----- Texto dado -----

En su último libro Comas (añosluz editora) la poeta e investigadora acude a un interrogante existencial para, desde allí, desgranar las ideas de un itinerario de ruta sentimental. Una hoja de vida que intenta llenar el vacío retórico de aquel planteo filosófico, aunque ciertamente humano. Cada uno de los poemas –Lima, Arequipa, Arenales– es un relato de vida, una intromisión en la memoria más sensible de su historia y de la historia de los pueblos: oprimidos, desangrados, obligados a una batalla de hastío y mezquindad perpetua. Orbegoso narra desde las marcas de su cuerpo, su grito casi desesperado es un alivio, un signo de vida vital en tiempos de penumbras, en medio del odio y el racismo a flor de piel en una región decepcionada con su porvenir. “Soy una sobreviviente/ Hace veintiún años que la depresión quiere ocuparse de mí/ Pertenezco a una serie de familias forjadas en la tristeza”. Comas es un diario de reconocimiento, un expurgatorio de la tragedia. La escritura de Orbegoso dispara sin vacilar, golpea, sacude. Deja traslucir su ímpetu entre las asperezas de un camino repleto de fósiles y podredumbre.
El Furgón:–¿Comas surge como un apéndice de tu anterior libro Perú?
Teresa Orbegoso:–Comas fue escrito paralelamente al libro Perú durante la Maestría en Escritura Creativa de la UNTREF. Surgió como la propuesta final de la materia de “No ficción” que dictaba la escritora María Sonia Cristoff. Su nombre inicial era “Diez estaciones del subdesarrollo”. Cambié el nombre porque todo lo que cuento refiere principalmente al lugar que me dio la mirada que tengo sobre el mundo ahora. Sentía que la poesía no me permitía escribir sobre lo que me había pasado. La crudeza de lo narrado no me permitía ser lírica.
E.F:–Hay un concepto central en el libro que es el “subdesarrollo”, que no está enfocado exclusivamente a lo socioeconómico sino a lo emocional. ¿Cómo lo definirías?

----- Ítems -----

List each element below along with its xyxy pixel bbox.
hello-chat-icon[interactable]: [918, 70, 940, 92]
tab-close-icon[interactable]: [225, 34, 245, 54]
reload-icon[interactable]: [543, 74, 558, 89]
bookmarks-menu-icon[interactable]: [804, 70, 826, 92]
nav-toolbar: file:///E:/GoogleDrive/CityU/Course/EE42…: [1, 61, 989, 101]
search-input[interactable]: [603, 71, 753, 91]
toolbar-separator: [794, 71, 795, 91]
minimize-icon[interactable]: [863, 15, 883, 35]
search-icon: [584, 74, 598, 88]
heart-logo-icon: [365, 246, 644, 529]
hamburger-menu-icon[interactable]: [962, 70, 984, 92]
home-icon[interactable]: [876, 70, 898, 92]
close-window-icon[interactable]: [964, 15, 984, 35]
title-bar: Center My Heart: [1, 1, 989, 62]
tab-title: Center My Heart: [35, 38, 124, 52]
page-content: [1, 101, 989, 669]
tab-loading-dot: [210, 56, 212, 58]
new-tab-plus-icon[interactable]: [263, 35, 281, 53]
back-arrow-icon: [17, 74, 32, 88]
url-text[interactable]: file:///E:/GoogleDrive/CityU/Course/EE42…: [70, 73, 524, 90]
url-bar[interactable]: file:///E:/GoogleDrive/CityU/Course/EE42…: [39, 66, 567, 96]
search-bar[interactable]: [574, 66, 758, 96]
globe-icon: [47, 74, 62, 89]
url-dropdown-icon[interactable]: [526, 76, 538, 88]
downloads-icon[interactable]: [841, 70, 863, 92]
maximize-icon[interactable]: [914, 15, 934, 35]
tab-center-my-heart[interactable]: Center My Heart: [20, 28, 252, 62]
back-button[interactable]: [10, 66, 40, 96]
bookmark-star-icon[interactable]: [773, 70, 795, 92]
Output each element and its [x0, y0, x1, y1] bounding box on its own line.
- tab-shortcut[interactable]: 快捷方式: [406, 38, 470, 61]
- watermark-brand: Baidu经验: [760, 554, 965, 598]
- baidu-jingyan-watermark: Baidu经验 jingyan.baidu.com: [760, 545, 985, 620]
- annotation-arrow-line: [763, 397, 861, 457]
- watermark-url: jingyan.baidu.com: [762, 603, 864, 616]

-----

Qué producir: Prosigue la entrevista sobre el libro Comas a partir de su última pregunta.

Resultado obtenido:
T.O:–Creo que en el texto Perú defino la forma más agresiva que puede tener este concepto sobre nosotros y cómo se impone a nuestra afectividad y a nuestros cuerpos. Revisar las relaciones con mis distintas parejas me permitió ver que no había vínculo real en ninguna de esas relaciones. Había una mujer que se conducía en la vida sin saber qué quería realmente. Lo que convertía al enamoramiento, al amor, al placer, al odio, al sexo, en palabras sin fundamento. Intenté en Comas poner una lupa sobre lo irreflexivo que había en mí y en mis vínculos. Trataba de mostrar esa pérdida de tiempo en el que ese extravío te coloca. Por ello, el feminismo y los feminismos me parecen fundamentales. Porque hay en ellos una demanda que nos permite a las mujeres y a los hombres prestar atención a cómo desarrollamos nuestras vidas no sólo en lo público sino principalmente en lo privado. En síntesis, nos permite pensarnos y eso es un jaque mate al maldito subdesarrollo.
E.F:–¿Por qué crees que llegamos a ese límite afectivo?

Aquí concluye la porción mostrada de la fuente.